Data to use:
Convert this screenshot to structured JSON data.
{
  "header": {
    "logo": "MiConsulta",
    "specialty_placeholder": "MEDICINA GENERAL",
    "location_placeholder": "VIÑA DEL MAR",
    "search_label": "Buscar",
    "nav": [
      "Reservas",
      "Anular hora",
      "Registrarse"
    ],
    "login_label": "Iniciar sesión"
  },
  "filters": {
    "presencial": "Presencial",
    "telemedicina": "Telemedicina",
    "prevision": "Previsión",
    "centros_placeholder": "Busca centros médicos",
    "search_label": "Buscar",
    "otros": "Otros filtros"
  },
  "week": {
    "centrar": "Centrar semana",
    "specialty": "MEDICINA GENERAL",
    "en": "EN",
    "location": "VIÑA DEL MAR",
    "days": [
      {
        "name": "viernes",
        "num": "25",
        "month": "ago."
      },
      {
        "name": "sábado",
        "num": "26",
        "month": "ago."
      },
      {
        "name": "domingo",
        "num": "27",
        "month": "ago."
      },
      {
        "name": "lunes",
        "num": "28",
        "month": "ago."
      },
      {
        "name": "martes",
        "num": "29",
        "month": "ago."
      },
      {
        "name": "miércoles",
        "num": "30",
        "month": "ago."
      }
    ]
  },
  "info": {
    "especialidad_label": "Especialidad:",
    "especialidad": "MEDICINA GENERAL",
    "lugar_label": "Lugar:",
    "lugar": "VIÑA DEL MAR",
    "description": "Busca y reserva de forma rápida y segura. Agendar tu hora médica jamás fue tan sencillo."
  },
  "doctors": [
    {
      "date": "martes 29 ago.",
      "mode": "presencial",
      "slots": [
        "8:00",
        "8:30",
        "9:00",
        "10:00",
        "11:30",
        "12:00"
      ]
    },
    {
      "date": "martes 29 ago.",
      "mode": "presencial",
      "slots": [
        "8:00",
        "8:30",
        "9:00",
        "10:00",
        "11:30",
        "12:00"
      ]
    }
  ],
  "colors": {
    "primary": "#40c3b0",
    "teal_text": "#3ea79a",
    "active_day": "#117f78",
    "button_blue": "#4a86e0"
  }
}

Problem description: Lines containing the string "VIÑA" are to be selected and copied.

Exercise response:
    "location_placeholder": "VIÑA DEL MAR",
    "location": "VIÑA DEL MAR",
    "lugar": "VIÑA DEL MAR",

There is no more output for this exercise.